## What you are asked to do:
Copy out all of the data below word for word, leaving out the pictures.

## Data in this exercise:
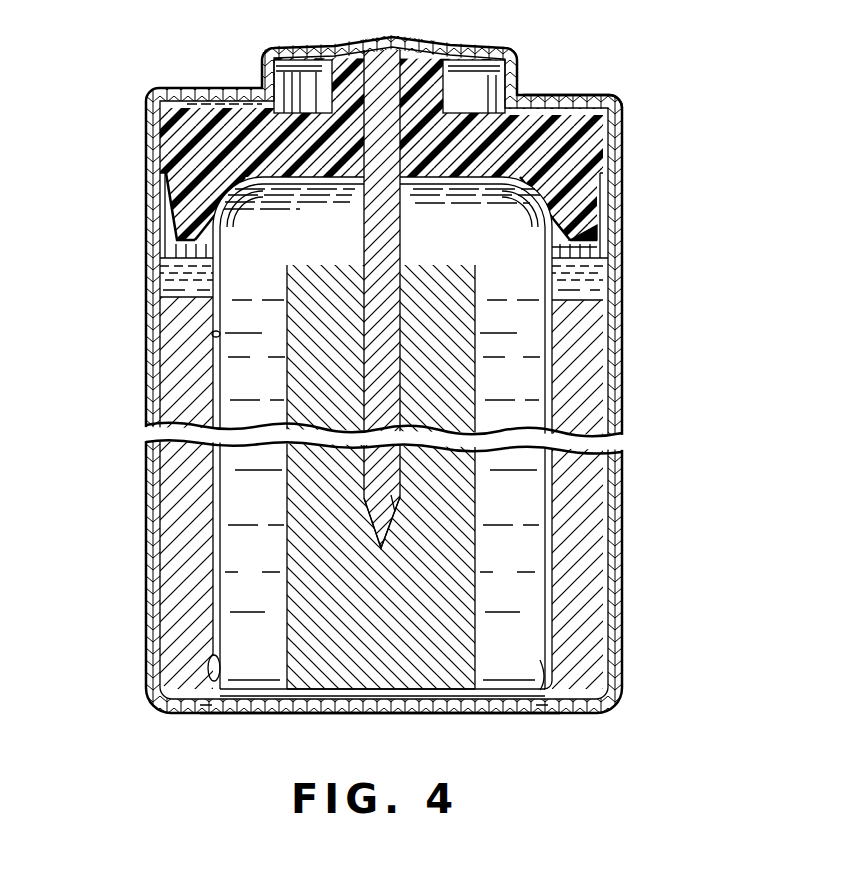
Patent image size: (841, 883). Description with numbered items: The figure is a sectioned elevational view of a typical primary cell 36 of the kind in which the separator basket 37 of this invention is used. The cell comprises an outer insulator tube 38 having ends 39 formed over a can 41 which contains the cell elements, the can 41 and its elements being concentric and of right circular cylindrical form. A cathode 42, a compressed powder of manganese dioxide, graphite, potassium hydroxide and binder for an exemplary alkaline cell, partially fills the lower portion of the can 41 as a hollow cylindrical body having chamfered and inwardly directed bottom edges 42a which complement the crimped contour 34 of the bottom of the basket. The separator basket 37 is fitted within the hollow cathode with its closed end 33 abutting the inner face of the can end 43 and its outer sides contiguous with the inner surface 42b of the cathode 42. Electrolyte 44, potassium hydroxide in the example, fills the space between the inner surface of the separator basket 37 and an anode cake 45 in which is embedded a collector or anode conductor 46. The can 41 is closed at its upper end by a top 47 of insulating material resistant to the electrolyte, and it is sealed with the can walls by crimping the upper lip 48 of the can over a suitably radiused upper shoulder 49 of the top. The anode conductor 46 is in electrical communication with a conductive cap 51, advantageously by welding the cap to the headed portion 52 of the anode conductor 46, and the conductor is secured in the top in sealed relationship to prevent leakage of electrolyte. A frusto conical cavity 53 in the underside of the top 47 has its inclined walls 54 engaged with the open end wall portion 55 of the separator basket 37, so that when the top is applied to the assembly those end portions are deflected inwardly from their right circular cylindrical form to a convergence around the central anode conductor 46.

The closed end 33 is at (440, 713).
The crimped contour 34 is at (207, 713).
The primary cell 36 is at (572, 64).
The separator basket 37 is at (548, 383).
The outer insulator tube 38 is at (152, 272).
The ends 39 is at (191, 88).
The can 41 is at (160, 154).
The cathode 42 is at (167, 522).
The bottom edges 42a is at (212, 657).
The inner surface 42b is at (212, 336).
The can end 43 is at (282, 700).
The electrolyte 44 is at (491, 334).
The anode cake 45 is at (387, 624).
The anode conductor 46 is at (399, 502).
The top 47 is at (590, 165).
The upper lip 48 is at (597, 96).
The upper shoulder 49 is at (602, 130).
The conductive cap 51 is at (302, 48).
The headed portion 52 is at (388, 62).
The frusto conical cavity 53 is at (588, 238).
The inclined walls 54 is at (578, 245).
The open end wall portion 55 is at (518, 192).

## Written solution:
Patent image size: (841, 883). Description with numbered items: The figure is a sectioned elevational view of a typical primary cell 36 of the kind in which the separator basket 37 of this invention is used. The cell comprises an outer insulator tube 38 having ends 39 formed over a can 41 which contains the cell elements, the can 41 and its elements being concentric and of right circular cylindrical form. A cathode 42, a compressed powder of manganese dioxide, graphite, potassium hydroxide and binder for an exemplary alkaline cell, partially fills the lower portion of the can 41 as a hollow cylindrical body having chamfered and inwardly directed bottom edges 42a which complement the crimped contour 34 of the bottom of the basket. The separator basket 37 is fitted within the hollow cathode with its closed end 33 abutting the inner face of the can end 43 and its outer sides contiguous with the inner surface 42b of the cathode 42. Electrolyte 44, potassium hydroxide in the example, fills the space between the inner surface of the separator basket 37 and an anode cake 45 in which is embedded a collector or anode conductor 46. The can 41 is closed at its upper end by a top 47 of insulating material resistant to the electrolyte, and it is sealed with the can walls by crimping the upper lip 48 of the can over a suitably radiused upper shoulder 49 of the top. The anode conductor 46 is in electrical communication with a conductive cap 51, advantageously by welding the cap to the headed portion 52 of the anode conductor 46, and the conductor is secured in the top in sealed relationship to prevent leakage of electrolyte. A frusto conical cavity 53 in the underside of the top 47 has its inclined walls 54 engaged with the open end wall portion 55 of the separator basket 37, so that when the top is applied to the assembly those end portions are deflected inwardly from their right circular cylindrical form to a convergence around the central anode conductor 46.

The closed end 33 is at (440, 713).
The crimped contour 34 is at (207, 713).
The primary cell 36 is at (572, 64).
The separator basket 37 is at (548, 383).
The outer insulator tube 38 is at (152, 272).
The ends 39 is at (191, 88).
The can 41 is at (160, 154).
The cathode 42 is at (167, 522).
The bottom edges 42a is at (212, 657).
The inner surface 42b is at (212, 336).
The can end 43 is at (282, 700).
The electrolyte 44 is at (491, 334).
The anode cake 45 is at (387, 624).
The anode conductor 46 is at (399, 502).
The top 47 is at (590, 165).
The upper lip 48 is at (597, 96).
The upper shoulder 49 is at (602, 130).
The conductive cap 51 is at (302, 48).
The headed portion 52 is at (388, 62).
The frusto conical cavity 53 is at (588, 238).
The inclined walls 54 is at (578, 245).
The open end wall portion 55 is at (518, 192).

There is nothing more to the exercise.